The entire listing is to be repeated verbatim.

> **WORKING DATA**:
::::::::
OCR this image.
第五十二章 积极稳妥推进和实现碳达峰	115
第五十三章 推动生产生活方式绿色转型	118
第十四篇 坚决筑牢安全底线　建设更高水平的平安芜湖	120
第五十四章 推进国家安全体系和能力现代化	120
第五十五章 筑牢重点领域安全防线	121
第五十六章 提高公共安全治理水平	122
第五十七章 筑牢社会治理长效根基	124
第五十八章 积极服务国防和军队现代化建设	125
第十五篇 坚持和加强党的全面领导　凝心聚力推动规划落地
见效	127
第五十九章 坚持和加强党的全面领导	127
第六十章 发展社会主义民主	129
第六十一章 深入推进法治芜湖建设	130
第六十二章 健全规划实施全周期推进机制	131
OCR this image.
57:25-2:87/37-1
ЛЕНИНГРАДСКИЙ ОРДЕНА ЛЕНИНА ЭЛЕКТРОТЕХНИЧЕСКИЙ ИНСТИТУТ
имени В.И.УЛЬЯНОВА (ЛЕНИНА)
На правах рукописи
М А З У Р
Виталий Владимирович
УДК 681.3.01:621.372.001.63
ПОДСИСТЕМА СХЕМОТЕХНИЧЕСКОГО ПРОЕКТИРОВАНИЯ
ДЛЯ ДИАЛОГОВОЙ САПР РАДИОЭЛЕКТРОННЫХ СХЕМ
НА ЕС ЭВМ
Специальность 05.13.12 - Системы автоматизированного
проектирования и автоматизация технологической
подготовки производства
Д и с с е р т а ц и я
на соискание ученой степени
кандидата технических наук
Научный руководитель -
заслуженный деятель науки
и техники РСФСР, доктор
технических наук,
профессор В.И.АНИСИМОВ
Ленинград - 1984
::::::::
> **THE COMPLETED TASK**:
OCR this image.
第五十二章 积极稳妥推进和实现碳达峰	115
第五十三章 推动生产生活方式绿色转型	118
第十四篇 坚决筑牢安全底线　建设更高水平的平安芜湖	120
第五十四章 推进国家安全体系和能力现代化	120
第五十五章 筑牢重点领域安全防线	121
第五十六章 提高公共安全治理水平	122
第五十七章 筑牢社会治理长效根基	124
第五十八章 积极服务国防和军队现代化建设	125
第十五篇 坚持和加强党的全面领导　凝心聚力推动规划落地
见效	127
第五十九章 坚持和加强党的全面领导	127
第六十章 发展社会主义民主	129
第六十一章 深入推进法治芜湖建设	130
第六十二章 健全规划实施全周期推进机制	131
OCR this image.
57:25-2:87/37-1
ЛЕНИНГРАДСКИЙ ОРДЕНА ЛЕНИНА ЭЛЕКТРОТЕХНИЧЕСКИЙ ИНСТИТУТ
имени В.И.УЛЬЯНОВА (ЛЕНИНА)
На правах рукописи
М А З У Р
Виталий Владимирович
УДК 681.3.01:621.372.001.63
ПОДСИСТЕМА СХЕМОТЕХНИЧЕСКОГО ПРОЕКТИРОВАНИЯ
ДЛЯ ДИАЛОГОВОЙ САПР РАДИОЭЛЕКТРОННЫХ СХЕМ
НА ЕС ЭВМ
Специальность 05.13.12 - Системы автоматизированного
проектирования и автоматизация технологической
подготовки производства
Д и с с е р т а ц и я
на соискание ученой степени
кандидата технических наук
Научный руководитель -
заслуженный деятель науки
и техники РСФСР, доктор
технических наук,
профессор В.И.АНИСИМОВ
Ленинград - 1984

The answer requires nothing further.